What you are asked to do — Find every line in the records that holds the string "Shore". Copy each one.

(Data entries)
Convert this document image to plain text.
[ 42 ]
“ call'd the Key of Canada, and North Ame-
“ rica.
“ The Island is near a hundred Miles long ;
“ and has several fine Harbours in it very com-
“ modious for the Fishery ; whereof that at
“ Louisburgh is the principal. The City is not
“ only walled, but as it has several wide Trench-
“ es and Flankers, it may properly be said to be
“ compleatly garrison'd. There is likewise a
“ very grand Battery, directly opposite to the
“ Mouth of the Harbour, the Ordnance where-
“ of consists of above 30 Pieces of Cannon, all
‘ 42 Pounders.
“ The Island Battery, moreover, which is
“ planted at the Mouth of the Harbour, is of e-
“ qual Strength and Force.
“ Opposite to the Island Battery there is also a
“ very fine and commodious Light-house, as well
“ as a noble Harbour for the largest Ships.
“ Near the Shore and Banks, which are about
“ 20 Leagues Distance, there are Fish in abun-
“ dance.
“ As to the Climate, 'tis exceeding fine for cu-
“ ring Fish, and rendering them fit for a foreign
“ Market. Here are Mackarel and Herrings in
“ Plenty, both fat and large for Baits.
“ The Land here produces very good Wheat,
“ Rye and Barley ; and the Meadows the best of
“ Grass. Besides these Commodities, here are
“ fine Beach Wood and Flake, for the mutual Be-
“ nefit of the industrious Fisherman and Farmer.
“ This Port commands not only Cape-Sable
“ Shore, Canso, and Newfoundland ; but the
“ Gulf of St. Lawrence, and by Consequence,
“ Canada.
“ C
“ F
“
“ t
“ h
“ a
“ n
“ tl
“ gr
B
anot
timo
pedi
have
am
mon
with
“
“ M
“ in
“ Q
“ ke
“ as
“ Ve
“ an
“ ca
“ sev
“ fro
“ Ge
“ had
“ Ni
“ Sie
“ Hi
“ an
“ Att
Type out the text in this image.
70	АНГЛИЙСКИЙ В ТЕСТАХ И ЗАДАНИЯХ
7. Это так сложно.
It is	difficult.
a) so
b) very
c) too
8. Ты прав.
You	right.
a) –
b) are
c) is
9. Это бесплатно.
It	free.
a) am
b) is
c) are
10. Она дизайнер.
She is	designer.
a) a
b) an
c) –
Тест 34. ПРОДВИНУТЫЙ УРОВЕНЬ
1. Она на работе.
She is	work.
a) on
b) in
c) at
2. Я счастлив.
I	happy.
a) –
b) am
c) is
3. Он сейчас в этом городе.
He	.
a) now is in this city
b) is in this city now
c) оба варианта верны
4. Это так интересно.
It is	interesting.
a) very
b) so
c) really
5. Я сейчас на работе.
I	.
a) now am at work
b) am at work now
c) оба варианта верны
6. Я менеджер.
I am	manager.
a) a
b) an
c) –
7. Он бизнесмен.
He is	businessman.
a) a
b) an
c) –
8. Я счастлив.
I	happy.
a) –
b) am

Task answer —
“ Near the Shore and Banks, which are about
“ Shore, Canso, and Newfoundland ; but the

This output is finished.